*Set exercise*. Omit every picture and return the rest of the data unaltered.

*Dataset entries*.
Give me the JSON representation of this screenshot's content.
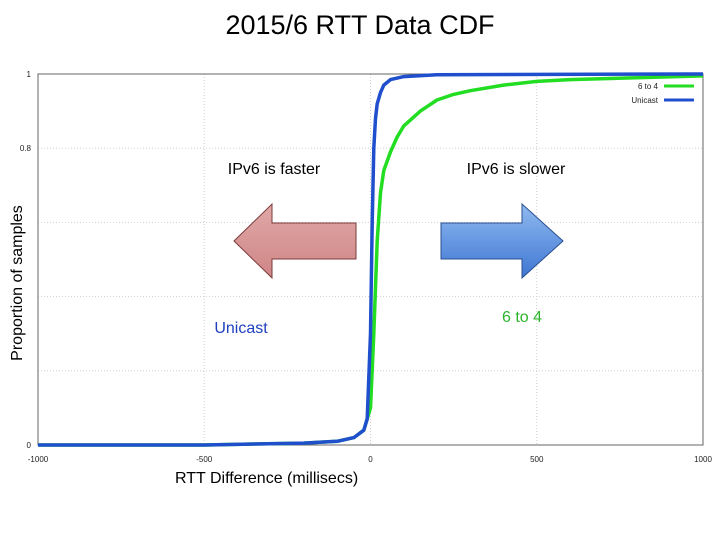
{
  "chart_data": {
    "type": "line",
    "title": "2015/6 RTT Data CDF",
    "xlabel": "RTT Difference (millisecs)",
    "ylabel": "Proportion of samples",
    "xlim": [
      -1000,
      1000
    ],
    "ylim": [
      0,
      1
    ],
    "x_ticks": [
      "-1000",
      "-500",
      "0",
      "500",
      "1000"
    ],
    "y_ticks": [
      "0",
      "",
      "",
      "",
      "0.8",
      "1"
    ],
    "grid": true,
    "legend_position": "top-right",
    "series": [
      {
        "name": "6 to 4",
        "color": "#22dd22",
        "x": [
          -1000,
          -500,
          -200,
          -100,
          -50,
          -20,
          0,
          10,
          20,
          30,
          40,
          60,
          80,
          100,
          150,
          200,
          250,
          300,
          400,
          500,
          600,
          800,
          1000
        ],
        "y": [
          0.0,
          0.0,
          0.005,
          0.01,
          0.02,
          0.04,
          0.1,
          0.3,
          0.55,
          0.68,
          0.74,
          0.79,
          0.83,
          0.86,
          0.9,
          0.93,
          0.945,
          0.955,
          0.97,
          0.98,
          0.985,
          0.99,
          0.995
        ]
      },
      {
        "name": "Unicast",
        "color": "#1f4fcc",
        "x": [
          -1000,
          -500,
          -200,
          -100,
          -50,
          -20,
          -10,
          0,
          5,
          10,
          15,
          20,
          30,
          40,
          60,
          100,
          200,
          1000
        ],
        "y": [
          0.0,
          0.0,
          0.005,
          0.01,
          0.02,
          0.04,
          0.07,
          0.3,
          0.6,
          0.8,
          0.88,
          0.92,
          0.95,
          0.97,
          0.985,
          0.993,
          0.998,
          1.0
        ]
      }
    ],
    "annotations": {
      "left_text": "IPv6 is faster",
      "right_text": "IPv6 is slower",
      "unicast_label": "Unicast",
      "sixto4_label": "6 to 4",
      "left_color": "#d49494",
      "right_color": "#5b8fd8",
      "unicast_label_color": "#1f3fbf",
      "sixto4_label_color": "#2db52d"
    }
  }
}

*Complete output*.
Give me the JSON representation of this screenshot's content.
{
  "chart_data": {
    "type": "line",
    "title": "2015/6 RTT Data CDF",
    "xlabel": "RTT Difference (millisecs)",
    "ylabel": "Proportion of samples",
    "xlim": [
      -1000,
      1000
    ],
    "ylim": [
      0,
      1
    ],
    "x_ticks": [
      "-1000",
      "-500",
      "0",
      "500",
      "1000"
    ],
    "y_ticks": [
      "0",
      "",
      "",
      "",
      "0.8",
      "1"
    ],
    "grid": true,
    "legend_position": "top-right",
    "series": [
      {
        "name": "6 to 4",
        "color": "#22dd22",
        "x": [
          -1000,
          -500,
          -200,
          -100,
          -50,
          -20,
          0,
          10,
          20,
          30,
          40,
          60,
          80,
          100,
          150,
          200,
          250,
          300,
          400,
          500,
          600,
          800,
          1000
        ],
        "y": [
          0.0,
          0.0,
          0.005,
          0.01,
          0.02,
          0.04,
          0.1,
          0.3,
          0.55,
          0.68,
          0.74,
          0.79,
          0.83,
          0.86,
          0.9,
          0.93,
          0.945,
          0.955,
          0.97,
          0.98,
          0.985,
          0.99,
          0.995
        ]
      },
      {
        "name": "Unicast",
        "color": "#1f4fcc",
        "x": [
          -1000,
          -500,
          -200,
          -100,
          -50,
          -20,
          -10,
          0,
          5,
          10,
          15,
          20,
          30,
          40,
          60,
          100,
          200,
          1000
        ],
        "y": [
          0.0,
          0.0,
          0.005,
          0.01,
          0.02,
          0.04,
          0.07,
          0.3,
          0.6,
          0.8,
          0.88,
          0.92,
          0.95,
          0.97,
          0.985,
          0.993,
          0.998,
          1.0
        ]
      }
    ],
    "annotations": {
      "left_text": "IPv6 is faster",
      "right_text": "IPv6 is slower",
      "unicast_label": "Unicast",
      "sixto4_label": "6 to 4",
      "left_color": "#d49494",
      "right_color": "#5b8fd8",
      "unicast_label_color": "#1f3fbf",
      "sixto4_label_color": "#2db52d"
    }
  }
}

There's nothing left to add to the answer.